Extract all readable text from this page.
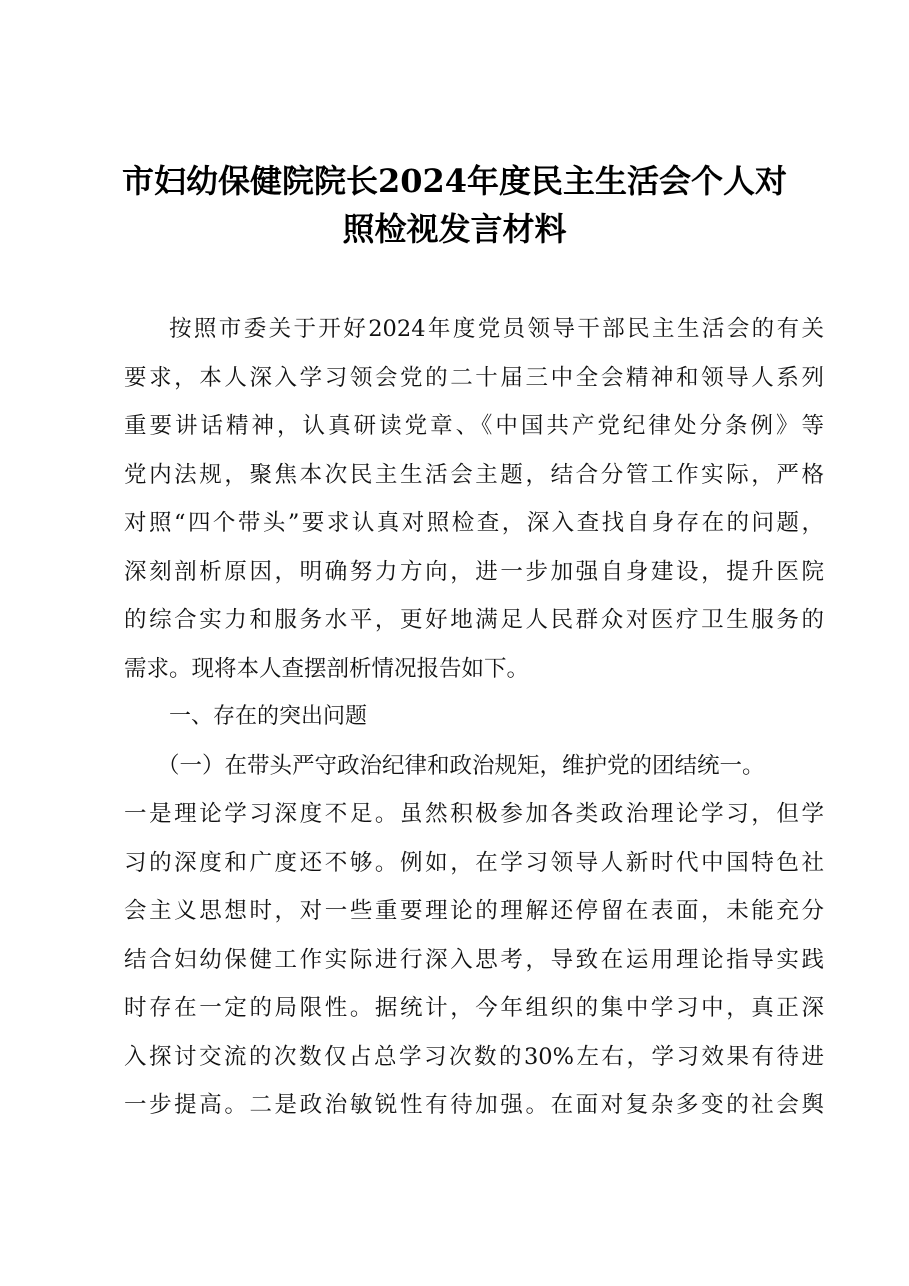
市妇幼保健院院长2024年度民主生活会个人对
照检视发言材料
按照市委关于开好2024年度党员领导干部民主生活会的有关
要求，本人深入学习领会党的二十届三中全会精神和领导人系列
重要讲话精神，认真研读党章、《中国共产党纪律处分条例》等
党内法规，聚焦本次民主生活会主题，结合分管工作实际，严格
对照“四个带头”要求认真对照检查，深入查找自身存在的问题，
深刻剖析原因，明确努力方向，进一步加强自身建设，提升医院
的综合实力和服务水平，更好地满足人民群众对医疗卫生服务的
需求。现将本人查摆剖析情况报告如下。
一、存在的突出问题
（一）在带头严守政治纪律和政治规矩，维护党的团结统一。
一是理论学习深度不足。虽然积极参加各类政治理论学习，但学
习的深度和广度还不够。例如，在学习领导人新时代中国特色社
会主义思想时，对一些重要理论的理解还停留在表面，未能充分
结合妇幼保健工作实际进行深入思考，导致在运用理论指导实践
时存在一定的局限性。据统计，今年组织的集中学习中，真正深
入探讨交流的次数仅占总学习次数的30%左右，学习效果有待进
一步提高。二是政治敏锐性有待加强。在面对复杂多变的社会舆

--------------------------------

• _WRITTEN INSTRUCTION_:
Omitting all images, retype each line of the records precisely.

• _SOLVED PROBLEM_:
Extract all readable text from this page.
市妇幼保健院院长2024年度民主生活会个人对
照检视发言材料
按照市委关于开好2024年度党员领导干部民主生活会的有关
要求，本人深入学习领会党的二十届三中全会精神和领导人系列
重要讲话精神，认真研读党章、《中国共产党纪律处分条例》等
党内法规，聚焦本次民主生活会主题，结合分管工作实际，严格
对照“四个带头”要求认真对照检查，深入查找自身存在的问题，
深刻剖析原因，明确努力方向，进一步加强自身建设，提升医院
的综合实力和服务水平，更好地满足人民群众对医疗卫生服务的
需求。现将本人查摆剖析情况报告如下。
一、存在的突出问题
（一）在带头严守政治纪律和政治规矩，维护党的团结统一。
一是理论学习深度不足。虽然积极参加各类政治理论学习，但学
习的深度和广度还不够。例如，在学习领导人新时代中国特色社
会主义思想时，对一些重要理论的理解还停留在表面，未能充分
结合妇幼保健工作实际进行深入思考，导致在运用理论指导实践
时存在一定的局限性。据统计，今年组织的集中学习中，真正深
入探讨交流的次数仅占总学习次数的30%左右，学习效果有待进
一步提高。二是政治敏锐性有待加强。在面对复杂多变的社会舆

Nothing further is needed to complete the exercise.